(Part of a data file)
· · · ·

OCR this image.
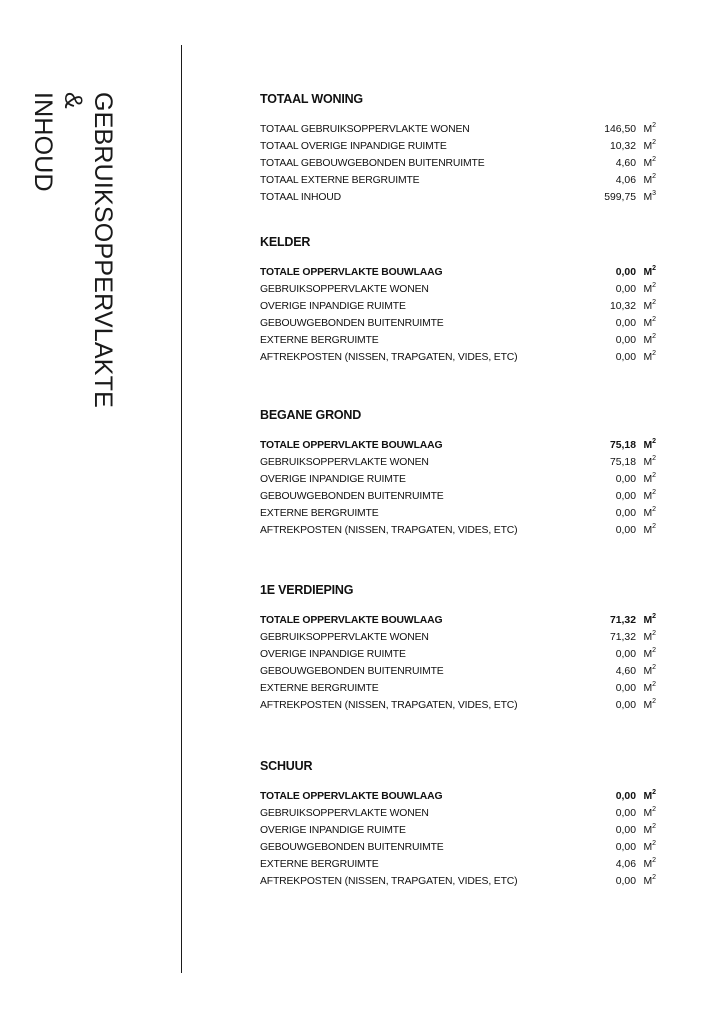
GEBRUIKSOPPERVLAKTE &
INHOUD	TOTAAL WONING
TOTAAL GEBRUIKSOPPERVLAKTE WONEN	146,50 $M^2$
TOTAAL OVERIGE INPANDIGE RUIMTE	10,32 $M^2$
TOTAAL GEBOUWGEBONDEN BUITENRUIMTE	4,60 $M^2$
TOTAAL EXTERNE BERGRUIMTE	4,06 $M^2$
TOTAAL INHOUD	599,75 $M^3$
KELDER
TOTALE OPPERVLAKTE BOUWLAAG	0,00 $M^2$
GEBRUIKSOPPERVLAKTE WONEN	0,00 $M^2$
OVERIGE INPANDIGE RUIMTE	10,32 $M^2$
GEBOUWGEBONDEN BUITENRUIMTE	0,00 $M^2$
EXTERNE BERGRUIMTE	0,00 $M^2$
AFTREKPOSTEN (NISSEN, TRAPGATEN, VIDES, ETC)	0,00 $M^2$
BEGANE GROND
TOTALE OPPERVLAKTE BOUWLAAG	75,18 $M^2$
GEBRUIKSOPPERVLAKTE WONEN	75,18 $M^2$
OVERIGE INPANDIGE RUIMTE	0,00 $M^2$
GEBOUWGEBONDEN BUITENRUIMTE	0,00 $M^2$
EXTERNE BERGRUIMTE	0,00 $M^2$
AFTREKPOSTEN (NISSEN, TRAPGATEN, VIDES, ETC)	0,00 $M^2$
1E VERDIEPING
TOTALE OPPERVLAKTE BOUWLAAG	71,32 $M^2$
GEBRUIKSOPPERVLAKTE WONEN	71,32 $M^2$
OVERIGE INPANDIGE RUIMTE	0,00 $M^2$
GEBOUWGEBONDEN BUITENRUIMTE	4,60 $M^2$
EXTERNE BERGRUIMTE	0,00 $M^2$
AFTREKPOSTEN (NISSEN, TRAPGATEN, VIDES, ETC)	0,00 $M^2$
SCHUUR
TOTALE OPPERVLAKTE BOUWLAAG	0,00 $M^2$
GEBRUIKSOPPERVLAKTE WONEN	0,00 $M^2$
OVERIGE INPANDIGE RUIMTE	0,00 $M^2$
GEBOUWGEBONDEN BUITENRUIMTE	0,00 $M^2$
EXTERNE BERGRUIMTE	4,06 $M^2$
AFTREKPOSTEN (NISSEN, TRAPGATEN, VIDES, ETC)	0,00 $M^2$
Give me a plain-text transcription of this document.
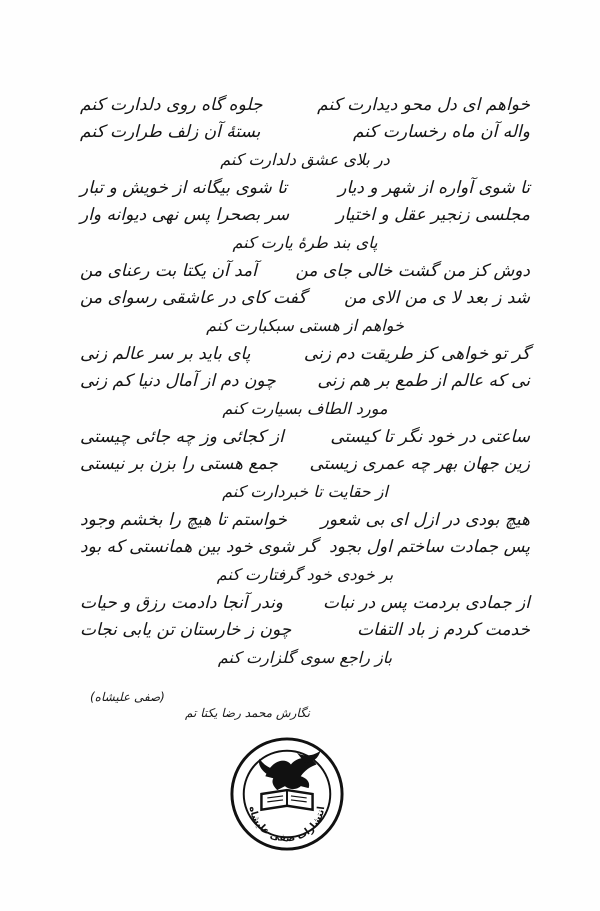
خواهم ای دل محو دیدارت کنم
جلوه گاه روی دلدارت کنم
واله آن ماه رخسارت کنم
بستهٔ آن زلف طرارت کنم
در بلای عشق دلدارت کنم
تا شوی آواره از شهر و دیار
تا شوی بیگانه از خویش و تبار
مجلسی زنجیر عقل و اختیار
سر بصحرا پس نهی دیوانه وار
پای بند طرهٔ یارت کنم
دوش کز من گشت خالی جای من
آمد آن یکتا بت رعنای من
شد ز بعد لا ی من الای من
گفت کای در عاشقی رسوای من
خواهم از هستی سبکبارت کنم
گر تو خواهی کز طریقت دم زنی
پای باید بر سر عالم زنی
نی که عالم از طمع بر هم زنی
چون دم از آمال دنیا کم زنی
مورد الطاف بسیارت کنم
ساعتی در خود نگر تا کیستی
از کجائی وز چه جائی چیستی
زین جهان بهر چه عمری زیستی
جمع هستی را بزن بر نیستی
از حقایت تا خبردارت کنم
هیچ بودی در ازل ای بی شعور
خواستم تا هیچ را بخشم وجود
پس جمادت ساختم اول بجود
گر شوی خود بین همانستی که بود
بر خودی خود گرفتارت کنم
از جمادی بردمت پس در نبات
وندر آنجا دادمت رزق و حیات
خدمت کردم ز باد التفات
چون ز خارستان تن یابی نجات
باز راجع سوی گلزارت کنم
(صفی علیشاه)
نگارش محمد رضا یکتا تم
انتشارات صفی علیشاه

· · · ·

### [WHAT YOU NEED TO DO]
Search the entries for the word "BOUWLAAG", then gather every line that has it.

### [EXERCISE SOLUTION]
TOTALE OPPERVLAKTE BOUWLAAG	0,00 $M^2$
TOTALE OPPERVLAKTE BOUWLAAG	75,18 $M^2$
TOTALE OPPERVLAKTE BOUWLAAG	71,32 $M^2$
TOTALE OPPERVLAKTE BOUWLAAG	0,00 $M^2$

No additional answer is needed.